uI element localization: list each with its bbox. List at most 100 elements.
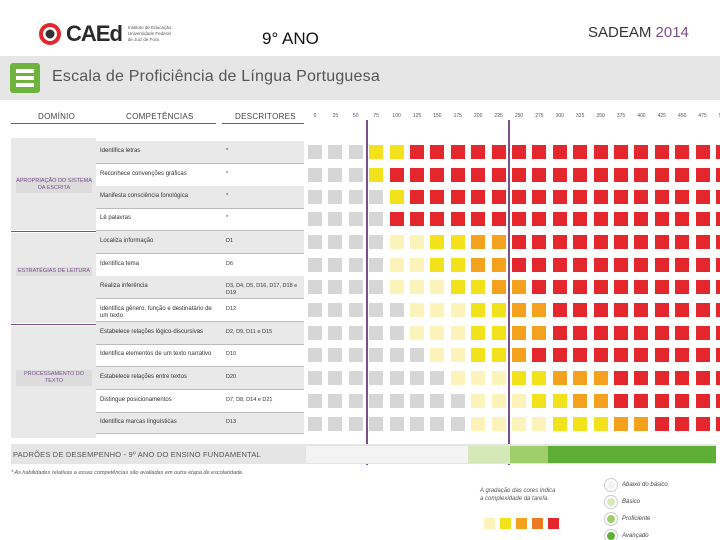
proficiency-cell <box>430 303 445 317</box>
proficiency-cell <box>532 212 547 226</box>
scale-tick-label: 325 <box>576 113 585 119</box>
proficiency-cell <box>695 303 710 317</box>
proficiency-cell <box>695 371 710 385</box>
proficiency-cell <box>369 303 384 317</box>
proficiency-cell <box>675 394 690 408</box>
proficiency-cell <box>308 235 322 249</box>
proficiency-cell <box>491 394 506 408</box>
proficiency-cell <box>675 280 690 294</box>
proficiency-cell <box>654 145 669 159</box>
proficiency-cell <box>675 145 690 159</box>
proficiency-cell <box>389 145 404 159</box>
proficiency-cell <box>573 212 588 226</box>
proficiency-cell <box>471 212 486 226</box>
table-row: Manifesta consciência fonológica * <box>96 186 304 208</box>
proficiency-cell <box>512 348 526 362</box>
proficiency-cell <box>614 326 628 340</box>
scale-tick-label: 25 <box>332 113 339 119</box>
proficiency-cell <box>410 145 424 159</box>
proficiency-cell <box>614 348 628 362</box>
proficiency-cell <box>410 212 424 226</box>
proficiency-cell <box>348 280 363 294</box>
proficiency-cell <box>675 417 690 431</box>
proficiency-cell <box>512 326 526 340</box>
proficiency-cell <box>348 326 363 340</box>
level-label-basic: Básico <box>622 499 641 505</box>
proficiency-cell <box>695 168 710 182</box>
proficiency-cell <box>716 348 720 362</box>
proficiency-cell <box>654 212 669 226</box>
proficiency-cell <box>410 168 424 182</box>
caed-logo-mark <box>38 22 62 46</box>
proficiency-cell <box>614 168 628 182</box>
proficiency-cell <box>369 168 384 182</box>
logo-subtext: Instituto de Educação Universidade Feder… <box>127 25 172 42</box>
proficiency-cell <box>389 212 404 226</box>
gradation-swatch <box>500 518 511 529</box>
descriptor-label: D2, D9, D11 e D15 <box>226 329 273 335</box>
scale-tick-label: 225 <box>494 113 503 119</box>
descriptor-label: D12 <box>226 306 237 312</box>
top-header: CAEd Instituto de Educação Universidade … <box>0 0 720 56</box>
proficiency-cell <box>450 371 465 385</box>
performance-seg-advanced <box>548 446 716 463</box>
proficiency-cell <box>410 417 424 431</box>
domain-label-reading: ESTRATÉGIAS DE LEITURA <box>16 267 92 276</box>
proficiency-cell <box>552 303 567 317</box>
row-divider <box>96 366 304 367</box>
descriptor-label: * <box>226 193 229 199</box>
proficiency-cell <box>471 303 486 317</box>
proficiency-cell <box>532 348 547 362</box>
level-dot-proficient <box>605 513 617 525</box>
proficiency-cell <box>716 168 720 182</box>
level-label-advanced: Avançado <box>622 533 649 539</box>
proficiency-cell <box>369 326 384 340</box>
proficiency-cell <box>552 145 567 159</box>
proficiency-cell <box>430 371 445 385</box>
descriptor-label: D7, D8, D14 e D21 <box>226 397 273 403</box>
proficiency-cell <box>471 394 486 408</box>
proficiency-cell <box>410 235 424 249</box>
proficiency-cell <box>491 417 506 431</box>
proficiency-cell <box>471 348 486 362</box>
proficiency-cell <box>308 348 322 362</box>
proficiency-cell <box>471 371 486 385</box>
proficiency-cell <box>348 258 363 272</box>
proficiency-cell <box>695 326 710 340</box>
proficiency-cell <box>634 417 649 431</box>
scale-tick-label: 250 <box>514 113 524 119</box>
proficiency-cell <box>348 348 363 362</box>
proficiency-cell <box>512 280 526 294</box>
proficiency-cell <box>450 348 465 362</box>
proficiency-cell <box>614 190 628 204</box>
level-dot-basic <box>605 496 617 508</box>
proficiency-cell <box>512 258 526 272</box>
proficiency-cell <box>573 417 588 431</box>
proficiency-cell <box>410 371 424 385</box>
proficiency-cell <box>675 371 690 385</box>
proficiency-cell <box>328 303 343 317</box>
proficiency-cell <box>369 258 384 272</box>
proficiency-cell <box>348 303 363 317</box>
proficiency-cell <box>532 190 547 204</box>
proficiency-cell <box>471 280 486 294</box>
competency-label: Reconhece convenções gráficas <box>100 171 187 177</box>
proficiency-cell <box>369 417 384 431</box>
proficiency-cell <box>654 348 669 362</box>
proficiency-cell <box>430 326 445 340</box>
proficiency-cell <box>634 212 649 226</box>
proficiency-cell <box>328 417 343 431</box>
table-row: Identifica gênero, função e destinatário… <box>96 299 304 321</box>
proficiency-cell <box>430 190 445 204</box>
proficiency-cell <box>614 258 628 272</box>
proficiency-cell <box>410 303 424 317</box>
competency-label: Localiza informação <box>100 238 154 244</box>
proficiency-cell <box>634 168 649 182</box>
proficiency-cell <box>308 417 322 431</box>
proficiency-cell <box>614 280 628 294</box>
proficiency-cell <box>532 394 547 408</box>
proficiency-cell <box>716 145 720 159</box>
proficiency-cell <box>369 145 384 159</box>
proficiency-cell <box>654 235 669 249</box>
proficiency-cell <box>654 303 669 317</box>
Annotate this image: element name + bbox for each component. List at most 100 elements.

▶ _What this task involves_
Copy out the listing above word for word, from start to finish, but leave out the pictures.

▶ _Result for this task_
uI element localization: list each with its bbox. List at most 100 elements.
proficiency-cell <box>430 303 445 317</box>
proficiency-cell <box>532 212 547 226</box>
scale-tick-label: 325 <box>576 113 585 119</box>
proficiency-cell <box>695 303 710 317</box>
proficiency-cell <box>695 371 710 385</box>
proficiency-cell <box>369 303 384 317</box>
proficiency-cell <box>675 394 690 408</box>
proficiency-cell <box>308 235 322 249</box>
proficiency-cell <box>491 394 506 408</box>
proficiency-cell <box>675 280 690 294</box>
proficiency-cell <box>654 145 669 159</box>
proficiency-cell <box>675 145 690 159</box>
proficiency-cell <box>389 145 404 159</box>
proficiency-cell <box>573 212 588 226</box>
proficiency-cell <box>471 212 486 226</box>
table-row: Manifesta consciência fonológica * <box>96 186 304 208</box>
proficiency-cell <box>512 348 526 362</box>
proficiency-cell <box>614 326 628 340</box>
scale-tick-label: 25 <box>332 113 339 119</box>
proficiency-cell <box>410 145 424 159</box>
proficiency-cell <box>614 348 628 362</box>
proficiency-cell <box>410 212 424 226</box>
proficiency-cell <box>348 280 363 294</box>
proficiency-cell <box>675 417 690 431</box>
proficiency-cell <box>512 326 526 340</box>
proficiency-cell <box>348 326 363 340</box>
level-label-basic: Básico <box>622 499 641 505</box>
proficiency-cell <box>695 168 710 182</box>
proficiency-cell <box>716 348 720 362</box>
proficiency-cell <box>654 212 669 226</box>
proficiency-cell <box>410 168 424 182</box>
caed-logo-mark <box>38 22 62 46</box>
proficiency-cell <box>614 168 628 182</box>
proficiency-cell <box>369 168 384 182</box>
logo-subtext: Instituto de Educação Universidade Feder… <box>127 25 172 42</box>
proficiency-cell <box>389 212 404 226</box>
gradation-swatch <box>500 518 511 529</box>
descriptor-label: D2, D9, D11 e D15 <box>226 329 273 335</box>
scale-tick-label: 225 <box>494 113 503 119</box>
descriptor-label: D12 <box>226 306 237 312</box>
top-header: CAEd Instituto de Educação Universidade … <box>0 0 720 56</box>
proficiency-cell <box>450 371 465 385</box>
performance-seg-advanced <box>548 446 716 463</box>
proficiency-cell <box>410 417 424 431</box>
domain-label-reading: ESTRATÉGIAS DE LEITURA <box>16 267 92 276</box>
proficiency-cell <box>552 303 567 317</box>
row-divider <box>96 366 304 367</box>
descriptor-label: * <box>226 193 229 199</box>
proficiency-cell <box>471 303 486 317</box>
proficiency-cell <box>532 348 547 362</box>
level-dot-proficient <box>605 513 617 525</box>
proficiency-cell <box>716 168 720 182</box>
level-label-advanced: Avançado <box>622 533 649 539</box>
proficiency-cell <box>369 326 384 340</box>
proficiency-cell <box>552 145 567 159</box>
proficiency-cell <box>430 371 445 385</box>
descriptor-label: D7, D8, D14 e D21 <box>226 397 273 403</box>
proficiency-cell <box>471 394 486 408</box>
proficiency-cell <box>410 235 424 249</box>
proficiency-cell <box>491 417 506 431</box>
proficiency-cell <box>471 348 486 362</box>
proficiency-cell <box>308 348 322 362</box>
proficiency-cell <box>471 371 486 385</box>
proficiency-cell <box>348 258 363 272</box>
proficiency-cell <box>695 326 710 340</box>
proficiency-cell <box>634 417 649 431</box>
scale-tick-label: 250 <box>514 113 524 119</box>
proficiency-cell <box>348 348 363 362</box>
proficiency-cell <box>512 280 526 294</box>
proficiency-cell <box>450 348 465 362</box>
proficiency-cell <box>614 190 628 204</box>
level-dot-basic <box>605 496 617 508</box>
proficiency-cell <box>512 258 526 272</box>
proficiency-cell <box>573 417 588 431</box>
proficiency-cell <box>410 371 424 385</box>
proficiency-cell <box>675 371 690 385</box>
proficiency-cell <box>328 303 343 317</box>
proficiency-cell <box>369 258 384 272</box>
proficiency-cell <box>348 303 363 317</box>
proficiency-cell <box>532 190 547 204</box>
proficiency-cell <box>471 280 486 294</box>
competency-label: Reconhece convenções gráficas <box>100 171 187 177</box>
proficiency-cell <box>369 417 384 431</box>
proficiency-cell <box>654 348 669 362</box>
proficiency-cell <box>430 326 445 340</box>
proficiency-cell <box>634 212 649 226</box>
proficiency-cell <box>328 417 343 431</box>
table-row: Identifica gênero, função e destinatário… <box>96 299 304 321</box>
proficiency-cell <box>430 190 445 204</box>
proficiency-cell <box>614 258 628 272</box>
proficiency-cell <box>410 303 424 317</box>
competency-label: Localiza informação <box>100 238 154 244</box>
proficiency-cell <box>634 168 649 182</box>
proficiency-cell <box>308 417 322 431</box>
proficiency-cell <box>614 280 628 294</box>
proficiency-cell <box>532 394 547 408</box>
proficiency-cell <box>716 145 720 159</box>
proficiency-cell <box>369 145 384 159</box>
proficiency-cell <box>654 235 669 249</box>
proficiency-cell <box>654 303 669 317</box>
Annotate this image: element name + bbox for each component. List at most 100 elements.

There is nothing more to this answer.